● **THE TASKS**
A. What does the guide on in-house job descriptions name as the first step after approval to hire a new lawyer is received?
B. Summarize the guide on in-house job descriptions in two sentences.
C. Quote the guide on in-house job descriptions from "2. Compensation/Budget Management" up to and including "and inhouse personnel.".

FINANCIAL RESPONSIBILITY AND AUTHORITY

Manage staff of two securities clerks and coordinate budget and administrative functions with the General Counsel

The In-house Lawyer’s Guide to Job Descriptions

You are a General Counsel or a senior legal counsel and after too many months of filling multiple roles in your legal department and almost as many months making the business case for an increase in headcount, you’ve finally received approval to hire a new lawyer for your team. What now? Before, you post job ads in the Ontario Reports and Lexpert Magazine or call your legal recruiter; the first step is to create an accurate and effective job description for the position.

A written job description is a multi-purpose document that provides a descriptive summary of the accountabilities and deliverables of a position and has utility across a wide range of human resource management functions. In addition to creating a job description whenever a new job is created, it is also good management practice to review and update existing job descriptions whenever a job’s responsibilities change or when a job’s reporting relationship changes in order to verify that the position’s responsibilities and reporting relationships are accurate.

This short article presents the key functions and benefits of a job description and provides an annotated checklist of its essential elements. At the end of this article, I’ve provided a link to a downloadable ‘Form of Job Description’ for a corporate counsel position that you are welcome to use as a template for creating your own job descriptions.

A. Key Functions and Benefits of a Job Description

1. Recruitment Tool

A job description provides the General Counsel or direct supervisor with job information for posting and advertising a job for recruitment purposes. A job description should, not only provide the basis for determining selection criteria and competencies, it should do so in a way that identifies the most marketable qualities of the position. It will also help interviewers formulate appropriate interview questions. The job description is also a marketing tool which will help you attract, assess and hire the right person for the job.

2. Compensation/Budget Management

A job description assists in determining the appropriate classification and compensation for a particular job. They are also necessary for developing and maintaining equitable and competitive compensation programs and assist the General Counsel with determining the most effective and efficient strategy for allocating the budget between external legal counsel and inhouse personnel.

3. New Employee Orientation

A job description is an essential tool for the General Counsel/supervisor to explain and clarify key reporting relationships, accountabilities to key business units and expected deliverables of a job to a new legal counsel. The initial orientation process is especially important when transitioning a lawyer that was previously in private practice into a new in house legal counsel role with entirely different job expectations.

● **MATERIAL**
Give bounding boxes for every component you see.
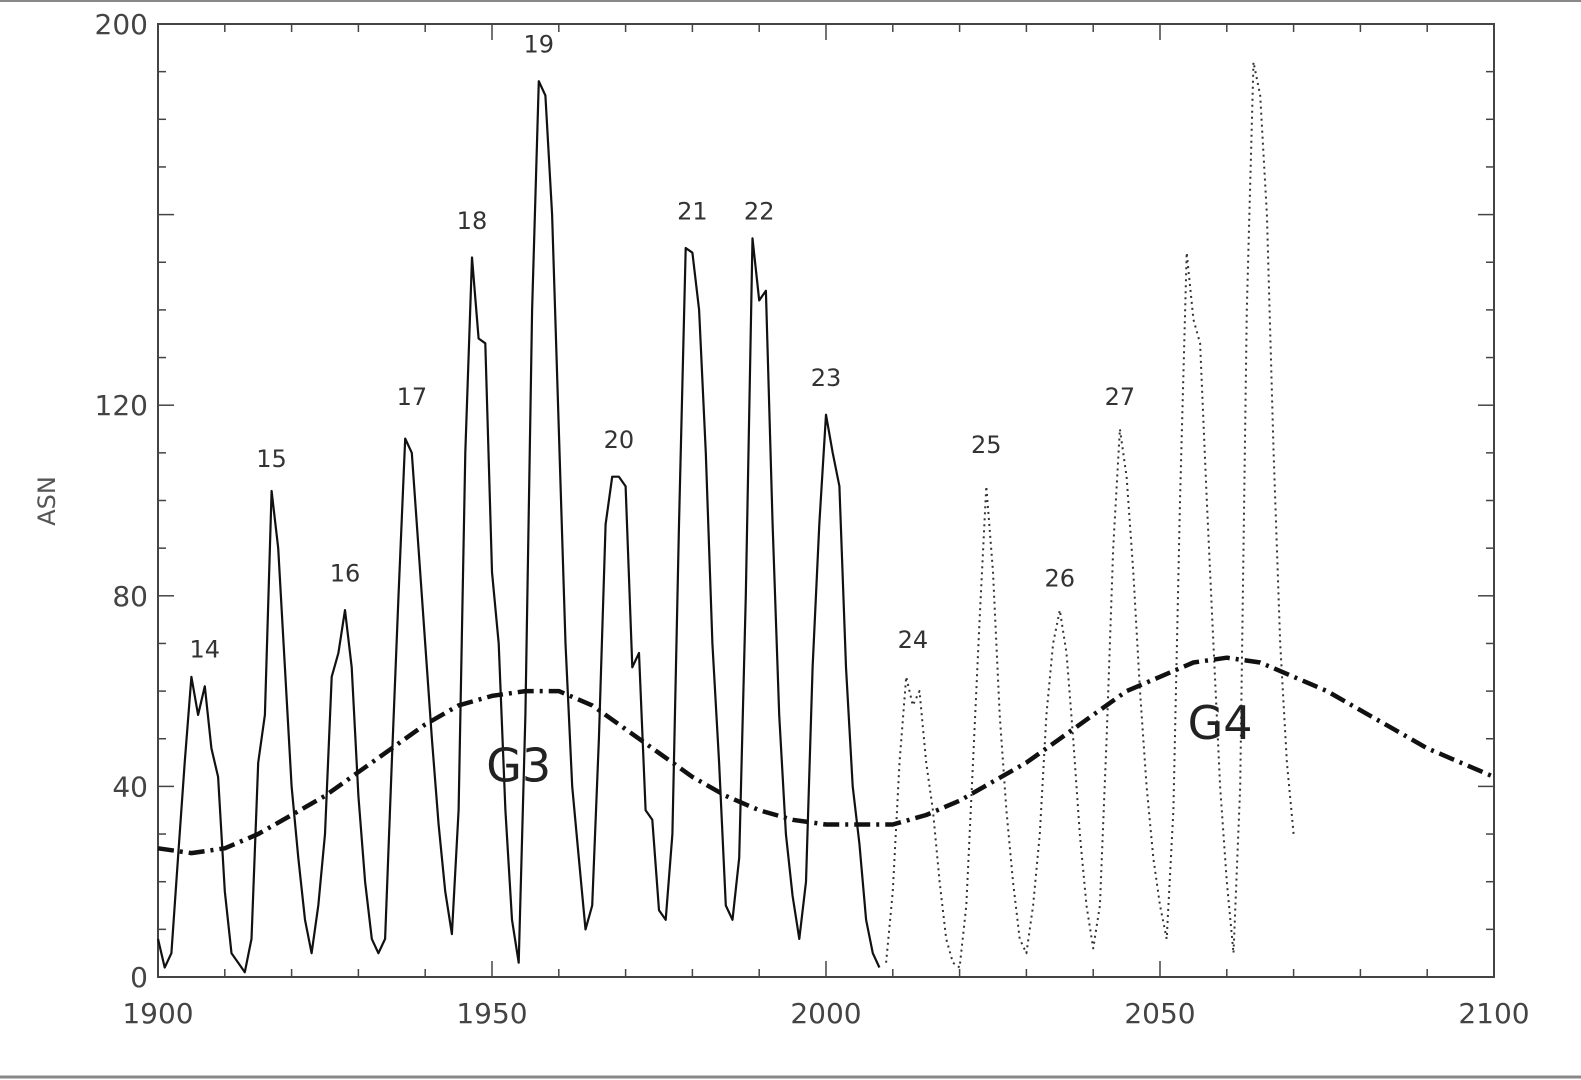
cycle-label-26: 26 (1045, 564, 1076, 592)
cycle-label-25: 25 (971, 431, 1002, 459)
x-tick-labels: 1900 1950 2000 2050 2100 (122, 997, 1529, 1030)
x-tick-label: 1900 (122, 997, 193, 1030)
cycle-label-21: 21 (677, 197, 708, 225)
cycle-label-17: 17 (397, 383, 428, 411)
x-tick-label: 2100 (1458, 997, 1529, 1030)
cycle-label-18: 18 (457, 207, 488, 235)
envelope-label-g4: G4 (1188, 696, 1253, 750)
x-tick-label: 2050 (1124, 997, 1195, 1030)
cycle-labels: 14 15 16 17 18 19 20 21 22 23 24 25 26 27 (189, 31, 1135, 664)
y-tick-label: 200 (95, 8, 148, 41)
x-tick-label: 2000 (790, 997, 861, 1030)
y-tick-label: 80 (112, 580, 148, 613)
x-tick-label: 1950 (456, 997, 527, 1030)
y-tick-label: 120 (95, 389, 148, 422)
axis-ticks (157, 23, 1495, 978)
cycle-label-15: 15 (256, 445, 287, 473)
cycle-label-14: 14 (189, 636, 220, 664)
y-tick-labels: 0 40 80 120 200 (95, 8, 148, 994)
y-tick-label: 0 (130, 961, 148, 994)
cycle-label-23: 23 (811, 364, 842, 392)
cycle-label-27: 27 (1105, 383, 1136, 411)
series-line-solid (156, 80, 881, 974)
envelope-labels: G3 G4 (486, 696, 1252, 793)
series-line-dash-dot (157, 655, 1495, 856)
cycle-label-24: 24 (898, 626, 929, 654)
cycle-label-16: 16 (330, 560, 361, 588)
cycle-label-22: 22 (744, 197, 775, 225)
envelope-label-g3: G3 (486, 739, 551, 793)
y-tick-label: 40 (112, 770, 148, 803)
y-axis-title: ASN (33, 476, 61, 526)
cycle-label-20: 20 (604, 426, 635, 454)
series-line-dotted (885, 61, 1295, 969)
cycle-label-19: 19 (523, 31, 554, 59)
series-layer (156, 61, 1495, 974)
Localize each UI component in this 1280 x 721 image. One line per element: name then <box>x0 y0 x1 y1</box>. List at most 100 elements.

● **EXPECTED ANSWERS**
A. The first step is to create an accurate and effective job description for the position.

B. A written job description summarizes a position's accountabilities and deliverables, serves many human resource functions, and should be reviewed whenever the job's responsibilities or reporting relationship change. It works as a recruitment and marketing tool, helps set classification, compensation and the budget split between external counsel and in-house staff, and helps orient new legal counsel to reporting relationships and expected deliverables.

C.
2. Compensation/Budget Management

A job description assists in determining the appropriate classification and compensation for a particular job. They are also necessary for developing and maintaining equitable and competitive compensation programs and assist the General Counsel with determining the most effective and efficient strategy for allocating the budget between external legal counsel and inhouse personnel.